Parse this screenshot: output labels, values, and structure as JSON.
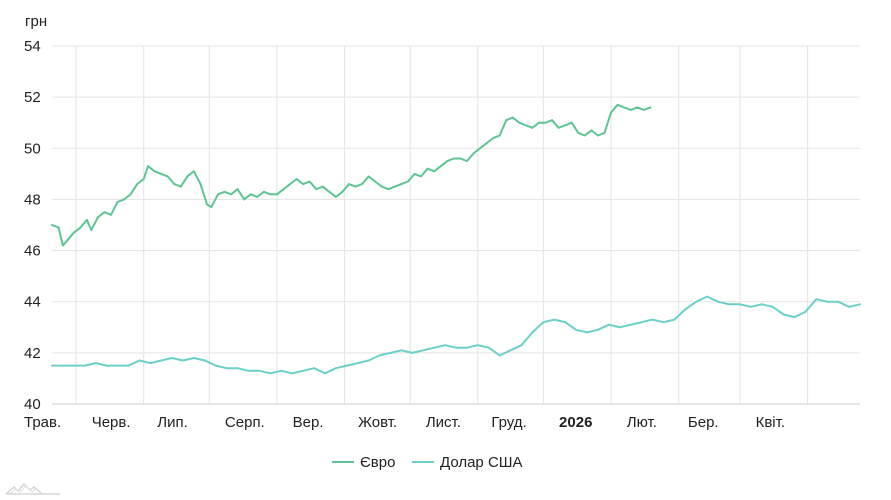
{
  "chart_data": {
    "type": "line",
    "ylabel": "грн",
    "ylim": [
      40,
      54
    ],
    "y_ticks": [
      40,
      42,
      44,
      46,
      48,
      50,
      52,
      54
    ],
    "x_ticks": [
      {
        "label": "Трав.",
        "x": "2025-05-01",
        "bold": false
      },
      {
        "label": "Черв.",
        "x": "2025-06-01",
        "bold": false
      },
      {
        "label": "Лип.",
        "x": "2025-07-01",
        "bold": false
      },
      {
        "label": "Серп.",
        "x": "2025-08-01",
        "bold": false
      },
      {
        "label": "Вер.",
        "x": "2025-09-01",
        "bold": false
      },
      {
        "label": "Жовт.",
        "x": "2025-10-01",
        "bold": false
      },
      {
        "label": "Лист.",
        "x": "2025-11-01",
        "bold": false
      },
      {
        "label": "Груд.",
        "x": "2025-12-01",
        "bold": false
      },
      {
        "label": "2026",
        "x": "2026-01-01",
        "bold": true
      },
      {
        "label": "Лют.",
        "x": "2026-02-01",
        "bold": false
      },
      {
        "label": "Бер.",
        "x": "2026-03-01",
        "bold": false
      },
      {
        "label": "Квіт.",
        "x": "2026-04-01",
        "bold": false
      }
    ],
    "xlim": [
      "2025-04-20",
      "2026-04-25"
    ],
    "grid": true,
    "legend_position": "bottom",
    "series": [
      {
        "name": "Євро",
        "color": "#5ec494",
        "points": [
          [
            "2025-04-20",
            47.0
          ],
          [
            "2025-04-23",
            46.9
          ],
          [
            "2025-04-25",
            46.2
          ],
          [
            "2025-04-27",
            46.4
          ],
          [
            "2025-04-30",
            46.7
          ],
          [
            "2025-05-03",
            46.9
          ],
          [
            "2025-05-06",
            47.2
          ],
          [
            "2025-05-08",
            46.8
          ],
          [
            "2025-05-11",
            47.3
          ],
          [
            "2025-05-14",
            47.5
          ],
          [
            "2025-05-17",
            47.4
          ],
          [
            "2025-05-20",
            47.9
          ],
          [
            "2025-05-23",
            48.0
          ],
          [
            "2025-05-26",
            48.2
          ],
          [
            "2025-05-29",
            48.6
          ],
          [
            "2025-06-01",
            48.8
          ],
          [
            "2025-06-03",
            49.3
          ],
          [
            "2025-06-06",
            49.1
          ],
          [
            "2025-06-09",
            49.0
          ],
          [
            "2025-06-12",
            48.9
          ],
          [
            "2025-06-15",
            48.6
          ],
          [
            "2025-06-18",
            48.5
          ],
          [
            "2025-06-21",
            48.9
          ],
          [
            "2025-06-24",
            49.1
          ],
          [
            "2025-06-27",
            48.6
          ],
          [
            "2025-06-30",
            47.8
          ],
          [
            "2025-07-02",
            47.7
          ],
          [
            "2025-07-05",
            48.2
          ],
          [
            "2025-07-08",
            48.3
          ],
          [
            "2025-07-11",
            48.2
          ],
          [
            "2025-07-14",
            48.4
          ],
          [
            "2025-07-17",
            48.0
          ],
          [
            "2025-07-20",
            48.2
          ],
          [
            "2025-07-23",
            48.1
          ],
          [
            "2025-07-26",
            48.3
          ],
          [
            "2025-07-29",
            48.2
          ],
          [
            "2025-08-01",
            48.2
          ],
          [
            "2025-08-04",
            48.4
          ],
          [
            "2025-08-07",
            48.6
          ],
          [
            "2025-08-10",
            48.8
          ],
          [
            "2025-08-13",
            48.6
          ],
          [
            "2025-08-16",
            48.7
          ],
          [
            "2025-08-19",
            48.4
          ],
          [
            "2025-08-22",
            48.5
          ],
          [
            "2025-08-25",
            48.3
          ],
          [
            "2025-08-28",
            48.1
          ],
          [
            "2025-08-31",
            48.3
          ],
          [
            "2025-09-03",
            48.6
          ],
          [
            "2025-09-06",
            48.5
          ],
          [
            "2025-09-09",
            48.6
          ],
          [
            "2025-09-12",
            48.9
          ],
          [
            "2025-09-15",
            48.7
          ],
          [
            "2025-09-18",
            48.5
          ],
          [
            "2025-09-21",
            48.4
          ],
          [
            "2025-09-24",
            48.5
          ],
          [
            "2025-09-27",
            48.6
          ],
          [
            "2025-09-30",
            48.7
          ],
          [
            "2025-10-03",
            49.0
          ],
          [
            "2025-10-06",
            48.9
          ],
          [
            "2025-10-09",
            49.2
          ],
          [
            "2025-10-12",
            49.1
          ],
          [
            "2025-10-15",
            49.3
          ],
          [
            "2025-10-18",
            49.5
          ],
          [
            "2025-10-21",
            49.6
          ],
          [
            "2025-10-24",
            49.6
          ],
          [
            "2025-10-27",
            49.5
          ],
          [
            "2025-10-30",
            49.8
          ],
          [
            "2025-11-02",
            50.0
          ],
          [
            "2025-11-05",
            50.2
          ],
          [
            "2025-11-08",
            50.4
          ],
          [
            "2025-11-11",
            50.5
          ],
          [
            "2025-11-14",
            51.1
          ],
          [
            "2025-11-17",
            51.2
          ],
          [
            "2025-11-20",
            51.0
          ],
          [
            "2025-11-23",
            50.9
          ],
          [
            "2025-11-26",
            50.8
          ],
          [
            "2025-11-29",
            51.0
          ],
          [
            "2025-12-02",
            51.0
          ],
          [
            "2025-12-05",
            51.1
          ],
          [
            "2025-12-08",
            50.8
          ],
          [
            "2025-12-11",
            50.9
          ],
          [
            "2025-12-14",
            51.0
          ],
          [
            "2025-12-17",
            50.6
          ],
          [
            "2025-12-20",
            50.5
          ],
          [
            "2025-12-23",
            50.7
          ],
          [
            "2025-12-26",
            50.5
          ],
          [
            "2025-12-29",
            50.6
          ],
          [
            "2026-01-01",
            51.4
          ],
          [
            "2026-01-04",
            51.7
          ],
          [
            "2026-01-07",
            51.6
          ],
          [
            "2026-01-10",
            51.5
          ],
          [
            "2026-01-13",
            51.6
          ],
          [
            "2026-01-16",
            51.5
          ],
          [
            "2026-01-19",
            51.6
          ]
        ]
      },
      {
        "name": "Долар США",
        "color": "#6ccfc8",
        "points": [
          [
            "2025-04-20",
            41.5
          ],
          [
            "2025-04-25",
            41.5
          ],
          [
            "2025-04-30",
            41.5
          ],
          [
            "2025-05-05",
            41.5
          ],
          [
            "2025-05-10",
            41.6
          ],
          [
            "2025-05-15",
            41.5
          ],
          [
            "2025-05-20",
            41.5
          ],
          [
            "2025-05-25",
            41.5
          ],
          [
            "2025-05-30",
            41.7
          ],
          [
            "2025-06-04",
            41.6
          ],
          [
            "2025-06-09",
            41.7
          ],
          [
            "2025-06-14",
            41.8
          ],
          [
            "2025-06-19",
            41.7
          ],
          [
            "2025-06-24",
            41.8
          ],
          [
            "2025-06-29",
            41.7
          ],
          [
            "2025-07-04",
            41.5
          ],
          [
            "2025-07-09",
            41.4
          ],
          [
            "2025-07-14",
            41.4
          ],
          [
            "2025-07-19",
            41.3
          ],
          [
            "2025-07-24",
            41.3
          ],
          [
            "2025-07-29",
            41.2
          ],
          [
            "2025-08-03",
            41.3
          ],
          [
            "2025-08-08",
            41.2
          ],
          [
            "2025-08-13",
            41.3
          ],
          [
            "2025-08-18",
            41.4
          ],
          [
            "2025-08-23",
            41.2
          ],
          [
            "2025-08-28",
            41.4
          ],
          [
            "2025-09-02",
            41.5
          ],
          [
            "2025-09-07",
            41.6
          ],
          [
            "2025-09-12",
            41.7
          ],
          [
            "2025-09-17",
            41.9
          ],
          [
            "2025-09-22",
            42.0
          ],
          [
            "2025-09-27",
            42.1
          ],
          [
            "2025-10-02",
            42.0
          ],
          [
            "2025-10-07",
            42.1
          ],
          [
            "2025-10-12",
            42.2
          ],
          [
            "2025-10-17",
            42.3
          ],
          [
            "2025-10-22",
            42.2
          ],
          [
            "2025-10-27",
            42.2
          ],
          [
            "2025-11-01",
            42.3
          ],
          [
            "2025-11-06",
            42.2
          ],
          [
            "2025-11-11",
            41.9
          ],
          [
            "2025-11-16",
            42.1
          ],
          [
            "2025-11-21",
            42.3
          ],
          [
            "2025-11-26",
            42.8
          ],
          [
            "2025-12-01",
            43.2
          ],
          [
            "2025-12-06",
            43.3
          ],
          [
            "2025-12-11",
            43.2
          ],
          [
            "2025-12-16",
            42.9
          ],
          [
            "2025-12-21",
            42.8
          ],
          [
            "2025-12-26",
            42.9
          ],
          [
            "2025-12-31",
            43.1
          ],
          [
            "2026-01-05",
            43.0
          ],
          [
            "2026-01-10",
            43.1
          ],
          [
            "2026-01-15",
            43.2
          ],
          [
            "2026-01-20",
            43.3
          ],
          [
            "2026-01-25",
            43.2
          ],
          [
            "2026-01-30",
            43.3
          ],
          [
            "2026-02-04",
            43.7
          ],
          [
            "2026-02-09",
            44.0
          ],
          [
            "2026-02-14",
            44.2
          ],
          [
            "2026-02-19",
            44.0
          ],
          [
            "2026-02-24",
            43.9
          ],
          [
            "2026-03-01",
            43.9
          ],
          [
            "2026-03-06",
            43.8
          ],
          [
            "2026-03-11",
            43.9
          ],
          [
            "2026-03-16",
            43.8
          ],
          [
            "2026-03-21",
            43.5
          ],
          [
            "2026-03-26",
            43.4
          ],
          [
            "2026-03-31",
            43.6
          ],
          [
            "2026-04-05",
            44.1
          ],
          [
            "2026-04-10",
            44.0
          ],
          [
            "2026-04-15",
            44.0
          ],
          [
            "2026-04-20",
            43.8
          ],
          [
            "2026-04-25",
            43.9
          ]
        ]
      }
    ]
  },
  "legend": {
    "items": [
      {
        "label": "Євро",
        "color": "#5ec494"
      },
      {
        "label": "Долар США",
        "color": "#6ccfc8"
      }
    ]
  }
}
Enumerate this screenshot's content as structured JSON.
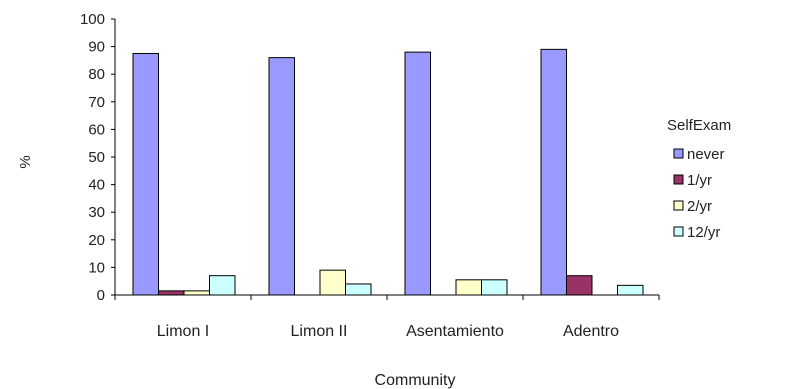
{
  "chart_data": {
    "type": "bar",
    "title": "",
    "xlabel": "Community",
    "ylabel": "%",
    "ylim": [
      0,
      100
    ],
    "yticks": [
      0,
      10,
      20,
      30,
      40,
      50,
      60,
      70,
      80,
      90,
      100
    ],
    "grid": false,
    "legend_position": "right",
    "legend_title": "SelfExam",
    "categories": [
      "Limon I",
      "Limon II",
      "Asentamiento",
      "Adentro"
    ],
    "series": [
      {
        "name": "never",
        "color": "#9999ff",
        "values": [
          87.5,
          86,
          88,
          89
        ]
      },
      {
        "name": "1/yr",
        "color": "#993366",
        "values": [
          1.5,
          0,
          0,
          7
        ]
      },
      {
        "name": "2/yr",
        "color": "#ffffcc",
        "values": [
          1.5,
          9,
          5.5,
          0
        ]
      },
      {
        "name": "12/yr",
        "color": "#ccffff",
        "values": [
          7,
          4,
          5.5,
          3.5
        ]
      }
    ]
  }
}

§ **TASK DESCRIPTION**: Collect the lines of the records that include the string "name".

§ **THE COMPLETED TASK**:
        "name": "Євро",
        "name": "Долар США",
        "name": "never",
        "name": "1/yr",
        "name": "2/yr",
        "name": "12/yr",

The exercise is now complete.